→ **Work to be completed**
Please rewrite the stretch from "For every button, label, input, icon, or" through "540, 804, 554]", changing "data-point" to "marker" and keeping everything else the same.

[Dataset items]
——————

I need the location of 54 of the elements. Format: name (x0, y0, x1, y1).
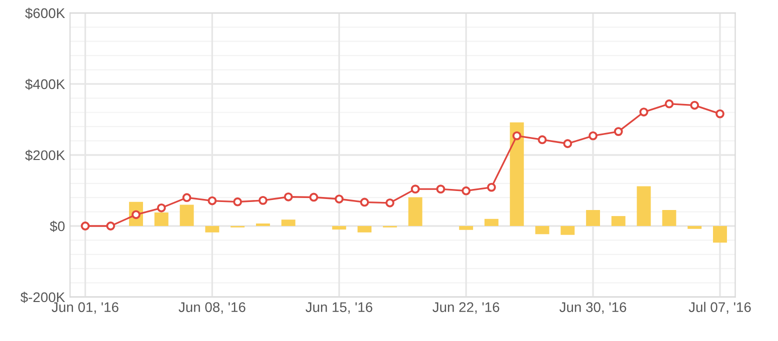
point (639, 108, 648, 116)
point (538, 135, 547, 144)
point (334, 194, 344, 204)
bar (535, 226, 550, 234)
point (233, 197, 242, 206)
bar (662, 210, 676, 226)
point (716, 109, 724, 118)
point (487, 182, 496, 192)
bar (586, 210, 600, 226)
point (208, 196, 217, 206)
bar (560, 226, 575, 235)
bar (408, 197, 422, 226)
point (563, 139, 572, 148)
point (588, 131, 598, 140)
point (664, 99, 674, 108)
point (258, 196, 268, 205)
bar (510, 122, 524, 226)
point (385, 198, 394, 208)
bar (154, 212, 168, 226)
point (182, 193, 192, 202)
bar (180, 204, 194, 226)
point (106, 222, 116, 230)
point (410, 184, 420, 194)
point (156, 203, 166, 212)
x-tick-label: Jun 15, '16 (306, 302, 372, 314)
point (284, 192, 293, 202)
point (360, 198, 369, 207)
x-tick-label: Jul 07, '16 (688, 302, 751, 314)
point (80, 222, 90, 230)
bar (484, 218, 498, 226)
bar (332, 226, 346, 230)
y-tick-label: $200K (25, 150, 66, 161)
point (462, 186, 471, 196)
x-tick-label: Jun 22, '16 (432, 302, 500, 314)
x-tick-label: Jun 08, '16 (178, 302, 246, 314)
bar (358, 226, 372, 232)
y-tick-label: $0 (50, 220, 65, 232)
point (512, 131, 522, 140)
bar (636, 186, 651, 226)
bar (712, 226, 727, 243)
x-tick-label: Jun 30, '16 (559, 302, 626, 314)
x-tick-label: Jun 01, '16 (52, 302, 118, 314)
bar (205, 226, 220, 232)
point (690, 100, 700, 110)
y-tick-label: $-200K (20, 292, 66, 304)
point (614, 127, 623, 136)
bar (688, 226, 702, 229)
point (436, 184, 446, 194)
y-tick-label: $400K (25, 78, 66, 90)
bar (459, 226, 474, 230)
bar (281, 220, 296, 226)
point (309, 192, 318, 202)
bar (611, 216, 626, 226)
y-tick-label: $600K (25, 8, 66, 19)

——————

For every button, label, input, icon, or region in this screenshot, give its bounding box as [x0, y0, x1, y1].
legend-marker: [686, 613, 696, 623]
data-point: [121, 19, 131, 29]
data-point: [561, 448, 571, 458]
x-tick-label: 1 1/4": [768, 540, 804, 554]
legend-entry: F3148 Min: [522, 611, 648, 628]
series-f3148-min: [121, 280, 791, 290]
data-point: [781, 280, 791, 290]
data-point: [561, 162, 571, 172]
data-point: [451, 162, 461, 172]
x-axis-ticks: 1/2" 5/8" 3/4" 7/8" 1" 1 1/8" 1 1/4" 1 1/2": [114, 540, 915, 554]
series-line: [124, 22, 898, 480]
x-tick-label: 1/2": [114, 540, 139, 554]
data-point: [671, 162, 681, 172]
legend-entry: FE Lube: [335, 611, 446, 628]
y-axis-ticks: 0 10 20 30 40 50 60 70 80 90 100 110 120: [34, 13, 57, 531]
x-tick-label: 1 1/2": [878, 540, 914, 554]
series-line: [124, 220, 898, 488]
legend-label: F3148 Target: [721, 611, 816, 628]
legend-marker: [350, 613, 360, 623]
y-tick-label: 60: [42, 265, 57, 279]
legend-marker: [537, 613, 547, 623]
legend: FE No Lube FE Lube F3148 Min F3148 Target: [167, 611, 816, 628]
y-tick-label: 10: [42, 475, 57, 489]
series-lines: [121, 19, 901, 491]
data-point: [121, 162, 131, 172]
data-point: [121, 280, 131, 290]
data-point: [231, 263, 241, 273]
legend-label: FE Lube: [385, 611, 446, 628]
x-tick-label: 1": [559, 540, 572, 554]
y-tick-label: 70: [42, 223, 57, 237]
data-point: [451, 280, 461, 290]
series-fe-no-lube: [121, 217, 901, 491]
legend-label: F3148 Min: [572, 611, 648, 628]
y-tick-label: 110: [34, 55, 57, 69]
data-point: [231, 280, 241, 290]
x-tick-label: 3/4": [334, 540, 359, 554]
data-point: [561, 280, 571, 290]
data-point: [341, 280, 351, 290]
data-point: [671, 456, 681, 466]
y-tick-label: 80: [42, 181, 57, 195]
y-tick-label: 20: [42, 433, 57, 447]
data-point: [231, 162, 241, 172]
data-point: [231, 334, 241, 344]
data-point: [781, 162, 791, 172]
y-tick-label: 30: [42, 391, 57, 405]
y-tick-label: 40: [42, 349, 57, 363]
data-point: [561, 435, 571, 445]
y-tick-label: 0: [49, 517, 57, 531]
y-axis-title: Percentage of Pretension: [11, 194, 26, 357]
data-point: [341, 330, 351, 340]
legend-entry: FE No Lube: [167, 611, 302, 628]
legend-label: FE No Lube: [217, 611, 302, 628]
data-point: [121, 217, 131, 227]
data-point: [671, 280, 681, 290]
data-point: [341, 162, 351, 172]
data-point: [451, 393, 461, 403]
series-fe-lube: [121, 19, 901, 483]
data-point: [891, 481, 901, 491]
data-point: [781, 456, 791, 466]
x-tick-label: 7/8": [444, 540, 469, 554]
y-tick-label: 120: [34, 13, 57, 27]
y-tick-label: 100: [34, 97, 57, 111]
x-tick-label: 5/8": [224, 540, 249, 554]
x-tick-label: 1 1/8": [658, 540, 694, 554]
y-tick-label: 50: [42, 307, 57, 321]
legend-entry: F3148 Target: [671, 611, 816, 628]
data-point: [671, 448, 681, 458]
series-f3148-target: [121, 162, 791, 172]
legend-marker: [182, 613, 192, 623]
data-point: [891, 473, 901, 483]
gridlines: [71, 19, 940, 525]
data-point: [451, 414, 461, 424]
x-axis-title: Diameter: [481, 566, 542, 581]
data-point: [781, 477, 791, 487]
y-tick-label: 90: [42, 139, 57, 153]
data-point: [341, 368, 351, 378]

——————

→ **Written solution**
For every button, label, input, icon, or region in this screenshot, give its bounding box as [x0, y0, x1, y1].
legend-marker: [686, 613, 696, 623]
marker: [121, 19, 131, 29]
marker: [561, 448, 571, 458]
x-tick-label: 1 1/4": [768, 540, 804, 554]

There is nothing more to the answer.